» Your goal
Reproduce the following data verbatim, preserving every line and its order without alteration.

-- Begin Information given --

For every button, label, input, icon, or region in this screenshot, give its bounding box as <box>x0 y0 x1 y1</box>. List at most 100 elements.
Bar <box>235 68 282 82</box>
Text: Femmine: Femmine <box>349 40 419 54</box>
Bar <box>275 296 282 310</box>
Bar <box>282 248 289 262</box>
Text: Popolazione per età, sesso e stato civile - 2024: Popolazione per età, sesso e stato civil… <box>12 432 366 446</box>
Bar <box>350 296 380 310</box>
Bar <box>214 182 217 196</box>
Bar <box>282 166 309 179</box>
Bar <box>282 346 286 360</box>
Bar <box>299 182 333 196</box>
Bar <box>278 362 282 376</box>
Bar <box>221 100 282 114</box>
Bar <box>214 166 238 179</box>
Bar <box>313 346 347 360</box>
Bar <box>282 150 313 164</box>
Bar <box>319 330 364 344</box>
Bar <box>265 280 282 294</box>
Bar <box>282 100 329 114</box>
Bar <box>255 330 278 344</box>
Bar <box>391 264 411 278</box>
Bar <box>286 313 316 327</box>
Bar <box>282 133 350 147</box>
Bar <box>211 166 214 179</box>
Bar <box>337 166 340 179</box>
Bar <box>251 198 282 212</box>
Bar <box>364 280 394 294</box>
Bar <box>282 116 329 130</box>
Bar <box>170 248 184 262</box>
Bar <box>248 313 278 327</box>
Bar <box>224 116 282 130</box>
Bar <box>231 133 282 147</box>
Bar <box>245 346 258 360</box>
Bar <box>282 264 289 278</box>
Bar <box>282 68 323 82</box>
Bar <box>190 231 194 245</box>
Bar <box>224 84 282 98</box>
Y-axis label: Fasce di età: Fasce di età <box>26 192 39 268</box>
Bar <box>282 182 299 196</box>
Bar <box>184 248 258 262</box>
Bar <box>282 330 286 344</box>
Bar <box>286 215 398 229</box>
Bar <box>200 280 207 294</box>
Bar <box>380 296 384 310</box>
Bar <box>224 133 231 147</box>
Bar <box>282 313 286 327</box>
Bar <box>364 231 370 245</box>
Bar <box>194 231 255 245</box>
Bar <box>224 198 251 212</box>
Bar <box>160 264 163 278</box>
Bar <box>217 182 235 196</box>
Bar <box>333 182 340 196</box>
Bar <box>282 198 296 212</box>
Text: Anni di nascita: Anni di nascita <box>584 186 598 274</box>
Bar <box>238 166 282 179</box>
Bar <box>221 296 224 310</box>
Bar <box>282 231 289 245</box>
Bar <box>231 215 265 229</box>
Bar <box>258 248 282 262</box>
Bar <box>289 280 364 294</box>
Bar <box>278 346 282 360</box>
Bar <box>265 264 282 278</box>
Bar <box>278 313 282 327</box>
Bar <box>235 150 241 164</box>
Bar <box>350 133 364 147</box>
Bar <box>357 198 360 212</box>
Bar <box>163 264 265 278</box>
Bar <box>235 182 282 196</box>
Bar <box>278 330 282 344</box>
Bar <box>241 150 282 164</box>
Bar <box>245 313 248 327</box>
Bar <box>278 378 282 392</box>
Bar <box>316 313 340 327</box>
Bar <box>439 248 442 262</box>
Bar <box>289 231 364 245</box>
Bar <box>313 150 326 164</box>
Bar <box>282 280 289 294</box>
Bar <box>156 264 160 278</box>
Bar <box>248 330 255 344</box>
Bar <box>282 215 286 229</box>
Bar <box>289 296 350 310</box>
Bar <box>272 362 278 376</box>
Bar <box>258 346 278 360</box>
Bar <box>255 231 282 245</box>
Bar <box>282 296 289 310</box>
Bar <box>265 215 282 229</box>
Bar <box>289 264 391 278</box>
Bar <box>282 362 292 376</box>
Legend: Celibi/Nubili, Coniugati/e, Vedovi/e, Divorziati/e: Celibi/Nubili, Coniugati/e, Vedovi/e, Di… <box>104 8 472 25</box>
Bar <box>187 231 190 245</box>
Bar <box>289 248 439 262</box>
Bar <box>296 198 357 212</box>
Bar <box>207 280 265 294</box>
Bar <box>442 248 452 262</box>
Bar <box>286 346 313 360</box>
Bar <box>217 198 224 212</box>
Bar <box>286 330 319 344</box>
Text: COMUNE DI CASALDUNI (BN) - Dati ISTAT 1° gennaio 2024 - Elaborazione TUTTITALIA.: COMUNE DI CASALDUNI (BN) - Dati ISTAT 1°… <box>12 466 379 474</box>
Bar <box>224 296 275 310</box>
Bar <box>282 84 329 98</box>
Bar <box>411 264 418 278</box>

-- End Information given --

» Result
For every button, label, input, icon, or region in this screenshot, give its bounding box as <box>x0 y0 x1 y1</box>. List at most 100 elements.
Bar <box>235 68 282 82</box>
Text: Femmine: Femmine <box>349 40 419 54</box>
Bar <box>275 296 282 310</box>
Bar <box>282 248 289 262</box>
Text: Popolazione per età, sesso e stato civile - 2024: Popolazione per età, sesso e stato civil… <box>12 432 366 446</box>
Bar <box>350 296 380 310</box>
Bar <box>214 182 217 196</box>
Bar <box>282 166 309 179</box>
Bar <box>282 346 286 360</box>
Bar <box>299 182 333 196</box>
Bar <box>278 362 282 376</box>
Bar <box>221 100 282 114</box>
Bar <box>214 166 238 179</box>
Bar <box>313 346 347 360</box>
Bar <box>282 150 313 164</box>
Bar <box>319 330 364 344</box>
Bar <box>265 280 282 294</box>
Bar <box>282 100 329 114</box>
Bar <box>255 330 278 344</box>
Bar <box>391 264 411 278</box>
Bar <box>286 313 316 327</box>
Bar <box>282 133 350 147</box>
Bar <box>211 166 214 179</box>
Bar <box>337 166 340 179</box>
Bar <box>251 198 282 212</box>
Bar <box>364 280 394 294</box>
Bar <box>282 116 329 130</box>
Bar <box>170 248 184 262</box>
Bar <box>248 313 278 327</box>
Bar <box>224 116 282 130</box>
Bar <box>231 133 282 147</box>
Bar <box>245 346 258 360</box>
Bar <box>282 264 289 278</box>
Bar <box>282 68 323 82</box>
Bar <box>190 231 194 245</box>
Bar <box>224 84 282 98</box>
Y-axis label: Fasce di età: Fasce di età <box>26 192 39 268</box>
Bar <box>282 182 299 196</box>
Bar <box>184 248 258 262</box>
Bar <box>282 330 286 344</box>
Bar <box>286 215 398 229</box>
Bar <box>200 280 207 294</box>
Bar <box>380 296 384 310</box>
Bar <box>224 133 231 147</box>
Bar <box>282 313 286 327</box>
Bar <box>364 231 370 245</box>
Bar <box>194 231 255 245</box>
Bar <box>224 198 251 212</box>
Bar <box>160 264 163 278</box>
Bar <box>217 182 235 196</box>
Bar <box>333 182 340 196</box>
Bar <box>282 198 296 212</box>
Text: Anni di nascita: Anni di nascita <box>584 186 598 274</box>
Bar <box>238 166 282 179</box>
Bar <box>221 296 224 310</box>
Bar <box>282 231 289 245</box>
Bar <box>231 215 265 229</box>
Bar <box>258 248 282 262</box>
Bar <box>289 280 364 294</box>
Bar <box>278 346 282 360</box>
Bar <box>265 264 282 278</box>
Bar <box>278 313 282 327</box>
Bar <box>235 150 241 164</box>
Bar <box>350 133 364 147</box>
Bar <box>357 198 360 212</box>
Bar <box>163 264 265 278</box>
Bar <box>235 182 282 196</box>
Bar <box>278 330 282 344</box>
Bar <box>241 150 282 164</box>
Bar <box>245 313 248 327</box>
Bar <box>278 378 282 392</box>
Bar <box>316 313 340 327</box>
Bar <box>439 248 442 262</box>
Bar <box>289 231 364 245</box>
Bar <box>313 150 326 164</box>
Bar <box>282 280 289 294</box>
Bar <box>156 264 160 278</box>
Bar <box>248 330 255 344</box>
Bar <box>282 215 286 229</box>
Bar <box>289 296 350 310</box>
Bar <box>272 362 278 376</box>
Bar <box>258 346 278 360</box>
Bar <box>255 231 282 245</box>
Bar <box>282 296 289 310</box>
Bar <box>265 215 282 229</box>
Bar <box>289 264 391 278</box>
Bar <box>282 362 292 376</box>
Legend: Celibi/Nubili, Coniugati/e, Vedovi/e, Divorziati/e: Celibi/Nubili, Coniugati/e, Vedovi/e, Di… <box>104 8 472 25</box>
Bar <box>187 231 190 245</box>
Bar <box>289 248 439 262</box>
Bar <box>296 198 357 212</box>
Bar <box>207 280 265 294</box>
Bar <box>442 248 452 262</box>
Bar <box>286 346 313 360</box>
Bar <box>217 198 224 212</box>
Bar <box>286 330 319 344</box>
Text: COMUNE DI CASALDUNI (BN) - Dati ISTAT 1° gennaio 2024 - Elaborazione TUTTITALIA.: COMUNE DI CASALDUNI (BN) - Dati ISTAT 1°… <box>12 466 379 474</box>
Bar <box>224 296 275 310</box>
Bar <box>282 84 329 98</box>
Bar <box>411 264 418 278</box>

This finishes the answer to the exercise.